** begin **
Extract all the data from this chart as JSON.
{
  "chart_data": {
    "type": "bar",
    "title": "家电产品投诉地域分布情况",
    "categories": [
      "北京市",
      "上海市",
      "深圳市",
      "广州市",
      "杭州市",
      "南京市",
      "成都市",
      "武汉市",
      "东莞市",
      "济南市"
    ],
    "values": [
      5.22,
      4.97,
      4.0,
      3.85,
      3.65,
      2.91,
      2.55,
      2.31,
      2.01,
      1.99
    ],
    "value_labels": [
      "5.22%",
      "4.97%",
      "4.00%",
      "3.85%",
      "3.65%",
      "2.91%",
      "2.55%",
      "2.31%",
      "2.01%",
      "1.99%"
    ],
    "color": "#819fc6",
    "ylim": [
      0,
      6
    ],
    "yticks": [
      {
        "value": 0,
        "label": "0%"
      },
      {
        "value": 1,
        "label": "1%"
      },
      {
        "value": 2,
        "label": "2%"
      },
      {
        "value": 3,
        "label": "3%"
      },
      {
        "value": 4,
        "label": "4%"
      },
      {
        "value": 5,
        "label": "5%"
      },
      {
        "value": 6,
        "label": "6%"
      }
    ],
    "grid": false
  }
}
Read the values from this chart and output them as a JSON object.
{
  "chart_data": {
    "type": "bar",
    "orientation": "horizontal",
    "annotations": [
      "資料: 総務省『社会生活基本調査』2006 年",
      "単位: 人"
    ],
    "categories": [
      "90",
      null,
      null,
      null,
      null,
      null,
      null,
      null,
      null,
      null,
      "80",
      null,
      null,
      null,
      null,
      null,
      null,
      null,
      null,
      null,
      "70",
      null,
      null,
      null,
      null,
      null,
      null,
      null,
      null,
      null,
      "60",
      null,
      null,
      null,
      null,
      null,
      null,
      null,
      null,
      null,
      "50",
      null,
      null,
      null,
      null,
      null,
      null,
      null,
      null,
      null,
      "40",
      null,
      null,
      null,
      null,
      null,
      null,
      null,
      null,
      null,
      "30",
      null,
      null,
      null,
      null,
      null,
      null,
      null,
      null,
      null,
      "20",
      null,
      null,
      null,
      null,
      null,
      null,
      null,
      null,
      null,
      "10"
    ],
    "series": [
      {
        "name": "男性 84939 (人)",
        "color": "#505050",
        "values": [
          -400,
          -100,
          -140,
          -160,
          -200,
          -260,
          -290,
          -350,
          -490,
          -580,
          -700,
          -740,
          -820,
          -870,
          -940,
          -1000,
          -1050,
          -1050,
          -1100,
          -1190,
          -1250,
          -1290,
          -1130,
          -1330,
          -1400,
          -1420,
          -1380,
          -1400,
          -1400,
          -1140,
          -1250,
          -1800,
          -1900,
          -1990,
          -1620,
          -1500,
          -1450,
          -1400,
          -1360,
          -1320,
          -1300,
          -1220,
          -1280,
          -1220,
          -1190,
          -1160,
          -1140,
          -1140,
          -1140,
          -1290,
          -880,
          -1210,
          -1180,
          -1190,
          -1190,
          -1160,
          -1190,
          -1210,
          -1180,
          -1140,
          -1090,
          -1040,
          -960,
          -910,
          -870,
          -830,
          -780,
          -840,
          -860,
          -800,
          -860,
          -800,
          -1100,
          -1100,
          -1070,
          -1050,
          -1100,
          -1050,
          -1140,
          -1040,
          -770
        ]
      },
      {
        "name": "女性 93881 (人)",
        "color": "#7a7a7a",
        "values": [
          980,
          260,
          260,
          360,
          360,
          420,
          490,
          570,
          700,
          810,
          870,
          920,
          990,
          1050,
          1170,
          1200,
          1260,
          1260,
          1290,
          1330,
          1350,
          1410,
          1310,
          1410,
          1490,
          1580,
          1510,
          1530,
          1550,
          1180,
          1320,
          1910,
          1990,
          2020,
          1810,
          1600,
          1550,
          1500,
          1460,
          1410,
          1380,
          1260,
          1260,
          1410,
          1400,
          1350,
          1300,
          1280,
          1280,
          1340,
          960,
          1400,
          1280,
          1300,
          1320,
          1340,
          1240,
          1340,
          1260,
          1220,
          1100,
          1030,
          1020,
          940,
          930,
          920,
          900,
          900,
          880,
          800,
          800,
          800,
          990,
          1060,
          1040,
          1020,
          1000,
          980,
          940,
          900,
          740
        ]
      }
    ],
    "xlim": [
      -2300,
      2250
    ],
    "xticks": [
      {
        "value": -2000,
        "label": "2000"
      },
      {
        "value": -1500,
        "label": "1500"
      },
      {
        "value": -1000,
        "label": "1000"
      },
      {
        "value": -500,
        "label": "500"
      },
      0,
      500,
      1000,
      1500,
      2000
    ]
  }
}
** end **
GOAL -> Above are the records. Identify each line that contains the word "color".

EXERCISE RESPONSE ->
    "color": "#819fc6",
        "color": "#505050",
        "color": "#7a7a7a",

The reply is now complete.